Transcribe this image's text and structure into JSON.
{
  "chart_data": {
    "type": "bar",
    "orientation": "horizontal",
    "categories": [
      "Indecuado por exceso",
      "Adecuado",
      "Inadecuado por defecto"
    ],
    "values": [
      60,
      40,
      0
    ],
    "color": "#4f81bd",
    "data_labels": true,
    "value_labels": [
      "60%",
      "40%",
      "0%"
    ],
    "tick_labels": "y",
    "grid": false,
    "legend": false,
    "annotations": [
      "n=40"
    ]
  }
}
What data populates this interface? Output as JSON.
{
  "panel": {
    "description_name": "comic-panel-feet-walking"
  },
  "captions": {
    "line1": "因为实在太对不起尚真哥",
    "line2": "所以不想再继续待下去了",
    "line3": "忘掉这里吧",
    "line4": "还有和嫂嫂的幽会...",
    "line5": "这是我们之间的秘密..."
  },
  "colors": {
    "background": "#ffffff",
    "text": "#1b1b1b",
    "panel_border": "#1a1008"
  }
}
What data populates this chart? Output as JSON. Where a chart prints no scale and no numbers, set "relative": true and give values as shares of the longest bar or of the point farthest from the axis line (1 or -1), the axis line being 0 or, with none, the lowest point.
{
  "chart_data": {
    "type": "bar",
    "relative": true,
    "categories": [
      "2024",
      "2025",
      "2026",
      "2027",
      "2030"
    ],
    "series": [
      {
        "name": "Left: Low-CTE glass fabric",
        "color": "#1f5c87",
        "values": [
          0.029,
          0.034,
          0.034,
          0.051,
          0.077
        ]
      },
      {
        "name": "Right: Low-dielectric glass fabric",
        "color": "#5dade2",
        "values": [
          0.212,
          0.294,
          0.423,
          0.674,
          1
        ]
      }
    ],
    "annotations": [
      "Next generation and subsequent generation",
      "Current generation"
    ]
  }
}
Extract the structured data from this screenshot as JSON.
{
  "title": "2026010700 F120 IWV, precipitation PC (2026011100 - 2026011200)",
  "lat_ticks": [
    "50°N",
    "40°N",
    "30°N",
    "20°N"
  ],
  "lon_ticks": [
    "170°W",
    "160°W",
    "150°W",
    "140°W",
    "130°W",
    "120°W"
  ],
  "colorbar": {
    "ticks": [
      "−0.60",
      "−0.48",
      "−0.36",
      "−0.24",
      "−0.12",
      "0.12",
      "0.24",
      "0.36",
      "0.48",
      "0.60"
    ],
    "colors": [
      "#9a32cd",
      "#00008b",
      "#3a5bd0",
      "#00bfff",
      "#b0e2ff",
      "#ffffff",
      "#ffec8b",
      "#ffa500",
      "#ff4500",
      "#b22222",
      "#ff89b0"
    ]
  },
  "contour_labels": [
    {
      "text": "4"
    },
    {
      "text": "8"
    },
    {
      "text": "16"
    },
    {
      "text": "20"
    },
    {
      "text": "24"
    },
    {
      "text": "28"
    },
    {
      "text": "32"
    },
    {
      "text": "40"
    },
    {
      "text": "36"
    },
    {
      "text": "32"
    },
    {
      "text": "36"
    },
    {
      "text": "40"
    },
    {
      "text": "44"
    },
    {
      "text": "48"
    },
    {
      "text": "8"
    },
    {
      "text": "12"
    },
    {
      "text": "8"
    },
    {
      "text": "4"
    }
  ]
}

--- --- ---

** Exercise aim **
Collect the lines of the records that include the string "fabric".

** Solved problem **
        "name": "Left: Low-CTE glass fabric",
        "name": "Right: Low-dielectric glass fabric",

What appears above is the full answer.